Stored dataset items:
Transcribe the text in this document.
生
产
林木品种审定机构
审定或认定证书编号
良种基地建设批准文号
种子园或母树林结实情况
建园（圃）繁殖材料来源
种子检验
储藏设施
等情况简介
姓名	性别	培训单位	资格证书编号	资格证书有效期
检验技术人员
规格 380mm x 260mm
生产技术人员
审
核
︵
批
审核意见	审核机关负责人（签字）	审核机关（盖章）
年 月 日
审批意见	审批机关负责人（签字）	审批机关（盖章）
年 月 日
---
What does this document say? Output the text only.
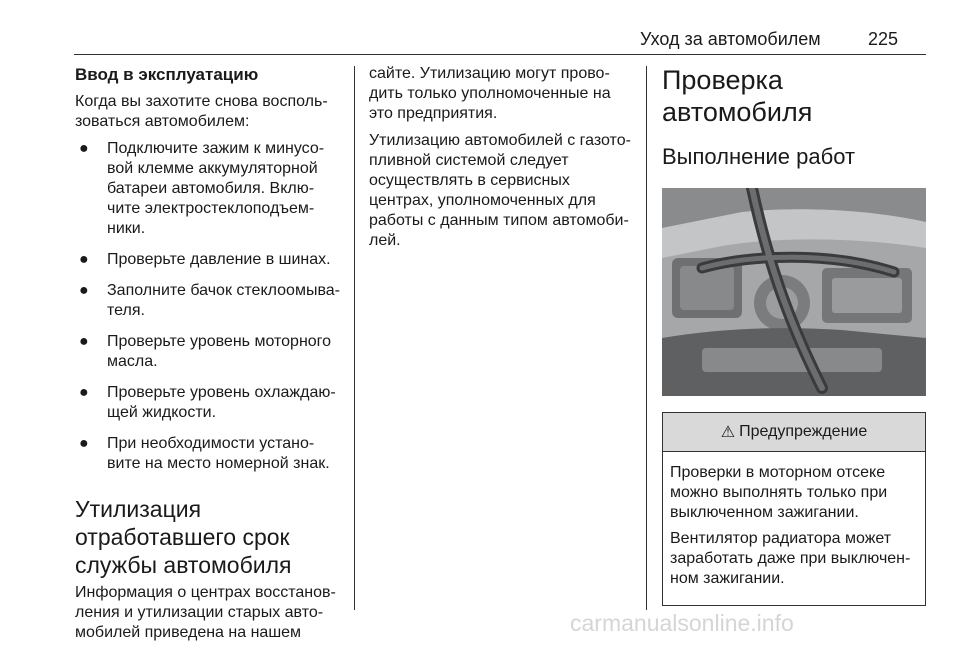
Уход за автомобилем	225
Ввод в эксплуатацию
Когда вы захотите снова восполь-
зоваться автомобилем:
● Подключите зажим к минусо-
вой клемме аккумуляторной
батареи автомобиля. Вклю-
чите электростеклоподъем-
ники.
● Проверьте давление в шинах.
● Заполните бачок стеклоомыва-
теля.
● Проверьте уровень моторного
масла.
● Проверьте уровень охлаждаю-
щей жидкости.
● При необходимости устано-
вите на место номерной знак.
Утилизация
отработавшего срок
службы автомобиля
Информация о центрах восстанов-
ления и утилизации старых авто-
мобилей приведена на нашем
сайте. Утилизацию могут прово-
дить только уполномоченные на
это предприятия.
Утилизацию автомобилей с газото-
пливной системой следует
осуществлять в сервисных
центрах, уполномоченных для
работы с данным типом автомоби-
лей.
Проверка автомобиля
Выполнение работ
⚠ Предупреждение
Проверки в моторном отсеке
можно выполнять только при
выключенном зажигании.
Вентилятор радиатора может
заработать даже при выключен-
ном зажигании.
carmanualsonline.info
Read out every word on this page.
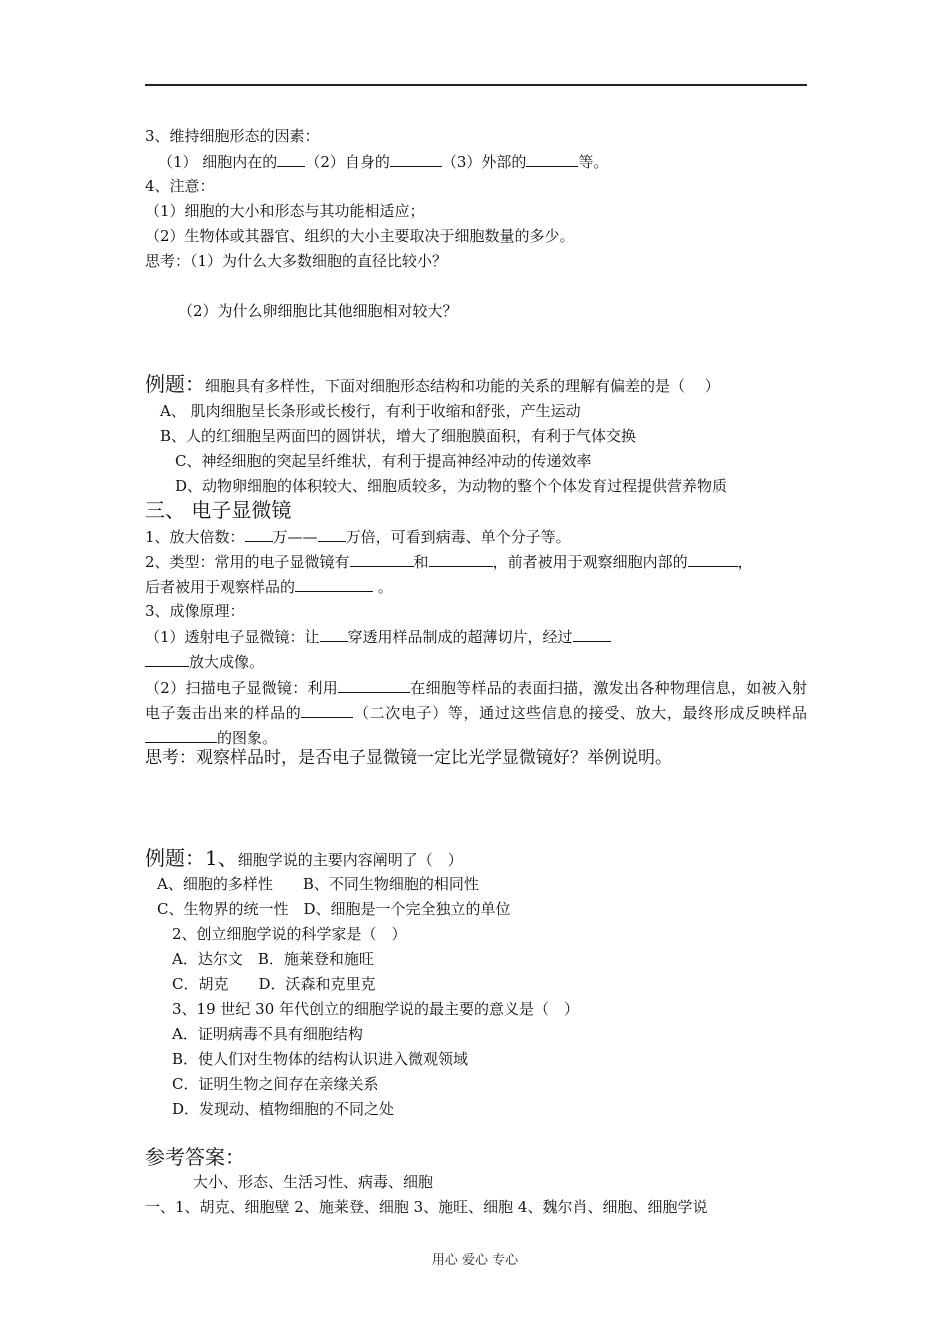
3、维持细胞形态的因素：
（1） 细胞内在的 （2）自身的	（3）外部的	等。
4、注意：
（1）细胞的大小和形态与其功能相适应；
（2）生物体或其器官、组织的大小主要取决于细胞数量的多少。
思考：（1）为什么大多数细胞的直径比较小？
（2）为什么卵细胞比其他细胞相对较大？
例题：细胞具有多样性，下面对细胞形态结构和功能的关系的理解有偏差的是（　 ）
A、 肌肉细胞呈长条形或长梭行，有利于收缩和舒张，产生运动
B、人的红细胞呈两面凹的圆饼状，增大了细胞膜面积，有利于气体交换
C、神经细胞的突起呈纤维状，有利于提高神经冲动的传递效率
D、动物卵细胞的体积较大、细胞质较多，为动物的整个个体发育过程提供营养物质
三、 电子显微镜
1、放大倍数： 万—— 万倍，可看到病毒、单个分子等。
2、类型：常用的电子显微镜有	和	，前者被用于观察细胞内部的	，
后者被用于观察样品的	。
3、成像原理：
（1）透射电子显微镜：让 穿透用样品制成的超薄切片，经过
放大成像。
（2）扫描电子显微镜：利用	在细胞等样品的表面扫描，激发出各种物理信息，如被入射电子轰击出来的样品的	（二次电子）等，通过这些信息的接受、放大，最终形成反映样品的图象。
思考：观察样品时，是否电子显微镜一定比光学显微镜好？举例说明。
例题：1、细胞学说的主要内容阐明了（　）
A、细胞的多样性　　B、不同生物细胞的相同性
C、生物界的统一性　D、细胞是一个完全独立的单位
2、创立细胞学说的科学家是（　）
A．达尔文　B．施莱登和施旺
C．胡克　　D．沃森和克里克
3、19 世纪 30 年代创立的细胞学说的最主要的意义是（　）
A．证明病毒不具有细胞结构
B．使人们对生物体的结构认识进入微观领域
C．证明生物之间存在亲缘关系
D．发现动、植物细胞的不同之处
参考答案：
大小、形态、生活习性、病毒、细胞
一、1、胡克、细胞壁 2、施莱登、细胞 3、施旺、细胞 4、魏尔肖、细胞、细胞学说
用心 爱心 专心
--
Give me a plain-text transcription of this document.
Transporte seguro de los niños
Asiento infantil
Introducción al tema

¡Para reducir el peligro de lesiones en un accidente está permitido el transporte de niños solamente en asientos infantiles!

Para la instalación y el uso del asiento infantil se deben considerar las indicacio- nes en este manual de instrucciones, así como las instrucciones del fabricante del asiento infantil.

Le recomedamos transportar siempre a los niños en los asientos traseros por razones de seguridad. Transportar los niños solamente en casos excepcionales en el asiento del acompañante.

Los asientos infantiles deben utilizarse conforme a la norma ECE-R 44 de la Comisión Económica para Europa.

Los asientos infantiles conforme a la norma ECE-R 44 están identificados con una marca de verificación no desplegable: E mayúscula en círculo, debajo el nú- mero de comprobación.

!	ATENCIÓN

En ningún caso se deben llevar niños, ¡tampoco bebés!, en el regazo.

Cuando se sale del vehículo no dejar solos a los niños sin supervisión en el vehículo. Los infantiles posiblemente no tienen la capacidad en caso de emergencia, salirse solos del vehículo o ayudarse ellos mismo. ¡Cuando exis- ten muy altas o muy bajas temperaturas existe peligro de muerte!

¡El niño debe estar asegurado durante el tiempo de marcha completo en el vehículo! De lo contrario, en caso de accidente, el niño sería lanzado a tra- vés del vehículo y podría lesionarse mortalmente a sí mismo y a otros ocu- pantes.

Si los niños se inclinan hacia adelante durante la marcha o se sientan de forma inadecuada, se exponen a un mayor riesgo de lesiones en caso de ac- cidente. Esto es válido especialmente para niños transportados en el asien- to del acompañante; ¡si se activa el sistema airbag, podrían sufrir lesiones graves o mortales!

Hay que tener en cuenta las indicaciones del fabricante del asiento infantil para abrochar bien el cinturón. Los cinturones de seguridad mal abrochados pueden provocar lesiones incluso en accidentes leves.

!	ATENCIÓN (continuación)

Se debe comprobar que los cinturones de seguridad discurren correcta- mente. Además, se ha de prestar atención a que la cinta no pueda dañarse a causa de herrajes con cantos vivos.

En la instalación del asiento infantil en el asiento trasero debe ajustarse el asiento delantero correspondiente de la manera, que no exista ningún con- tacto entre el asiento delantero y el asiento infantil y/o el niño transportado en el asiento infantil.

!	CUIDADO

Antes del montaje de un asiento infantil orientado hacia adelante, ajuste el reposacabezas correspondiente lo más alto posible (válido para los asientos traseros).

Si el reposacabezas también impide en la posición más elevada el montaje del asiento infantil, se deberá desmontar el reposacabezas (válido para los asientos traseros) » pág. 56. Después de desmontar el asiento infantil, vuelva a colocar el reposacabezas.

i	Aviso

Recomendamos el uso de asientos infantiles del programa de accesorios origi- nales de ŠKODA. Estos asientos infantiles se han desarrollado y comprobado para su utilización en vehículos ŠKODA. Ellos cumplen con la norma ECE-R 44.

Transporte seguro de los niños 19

▶ _What is required_:
Each line above that holds the string "peligro" should be copied and shown.

▶ _Answer_:
¡Para reducir el peligro de lesiones en un accidente está permitido el transporte de niños solamente en asientos infantiles!
Cuando se sale del vehículo no dejar solos a los niños sin supervisión en el vehículo. Los infantiles posiblemente no tienen la capacidad en caso de emergencia, salirse solos del vehículo o ayudarse ellos mismo. ¡Cuando exis- ten muy altas o muy bajas temperaturas existe peligro de muerte!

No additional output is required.